**Supplied records**
----------------------------------------

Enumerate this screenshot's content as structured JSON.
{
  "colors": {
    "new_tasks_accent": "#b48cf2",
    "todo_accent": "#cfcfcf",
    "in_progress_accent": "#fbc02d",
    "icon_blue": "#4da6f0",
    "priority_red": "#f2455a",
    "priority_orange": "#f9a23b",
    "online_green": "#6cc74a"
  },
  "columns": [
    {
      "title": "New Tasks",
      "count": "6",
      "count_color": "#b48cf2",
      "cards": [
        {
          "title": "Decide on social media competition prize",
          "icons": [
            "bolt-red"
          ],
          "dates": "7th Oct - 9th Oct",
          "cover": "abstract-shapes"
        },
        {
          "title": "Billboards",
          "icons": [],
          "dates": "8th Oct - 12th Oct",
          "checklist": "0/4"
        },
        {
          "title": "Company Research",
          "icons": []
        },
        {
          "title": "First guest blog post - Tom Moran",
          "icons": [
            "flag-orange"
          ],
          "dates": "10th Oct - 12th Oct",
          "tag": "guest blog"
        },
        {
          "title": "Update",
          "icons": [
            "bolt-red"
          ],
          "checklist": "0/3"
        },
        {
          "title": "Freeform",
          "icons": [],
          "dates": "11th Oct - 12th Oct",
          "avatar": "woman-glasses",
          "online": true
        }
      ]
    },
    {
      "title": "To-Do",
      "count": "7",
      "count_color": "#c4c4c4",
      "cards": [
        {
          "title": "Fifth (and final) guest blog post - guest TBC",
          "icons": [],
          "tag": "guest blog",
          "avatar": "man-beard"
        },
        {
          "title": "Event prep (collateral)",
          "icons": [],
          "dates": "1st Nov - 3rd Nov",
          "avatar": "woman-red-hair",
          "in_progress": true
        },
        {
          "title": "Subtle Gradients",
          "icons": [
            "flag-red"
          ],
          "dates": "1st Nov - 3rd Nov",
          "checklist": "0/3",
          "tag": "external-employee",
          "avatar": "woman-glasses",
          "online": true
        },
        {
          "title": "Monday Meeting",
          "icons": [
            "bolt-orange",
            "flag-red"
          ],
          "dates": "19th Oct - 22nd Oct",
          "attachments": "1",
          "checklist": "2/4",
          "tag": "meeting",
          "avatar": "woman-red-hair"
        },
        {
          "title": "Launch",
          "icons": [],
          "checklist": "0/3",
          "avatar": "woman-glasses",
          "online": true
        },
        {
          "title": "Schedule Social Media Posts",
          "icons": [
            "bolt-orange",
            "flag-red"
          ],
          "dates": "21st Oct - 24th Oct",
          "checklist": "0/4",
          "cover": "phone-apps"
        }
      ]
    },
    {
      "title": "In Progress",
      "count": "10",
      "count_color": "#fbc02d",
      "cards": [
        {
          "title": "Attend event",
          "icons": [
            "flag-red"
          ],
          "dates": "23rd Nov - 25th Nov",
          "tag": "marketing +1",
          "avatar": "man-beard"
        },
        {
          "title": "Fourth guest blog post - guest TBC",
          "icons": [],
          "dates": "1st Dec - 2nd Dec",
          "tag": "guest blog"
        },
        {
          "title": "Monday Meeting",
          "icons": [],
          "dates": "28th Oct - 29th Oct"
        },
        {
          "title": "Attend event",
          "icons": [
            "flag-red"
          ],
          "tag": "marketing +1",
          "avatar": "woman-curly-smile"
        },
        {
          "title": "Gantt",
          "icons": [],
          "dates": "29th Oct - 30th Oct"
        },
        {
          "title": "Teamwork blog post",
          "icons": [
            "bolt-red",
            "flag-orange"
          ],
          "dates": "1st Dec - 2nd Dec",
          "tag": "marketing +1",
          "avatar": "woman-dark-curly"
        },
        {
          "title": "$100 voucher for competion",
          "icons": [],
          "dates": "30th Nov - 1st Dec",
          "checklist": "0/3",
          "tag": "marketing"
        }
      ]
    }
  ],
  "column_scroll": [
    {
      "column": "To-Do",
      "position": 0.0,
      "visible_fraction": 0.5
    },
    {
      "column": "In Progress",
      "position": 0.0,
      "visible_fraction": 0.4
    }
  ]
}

----------------------------------------

**Task prompt**
Look through the entries above and count each line holding "curly"; report the count alone.

**Answer to this task**
2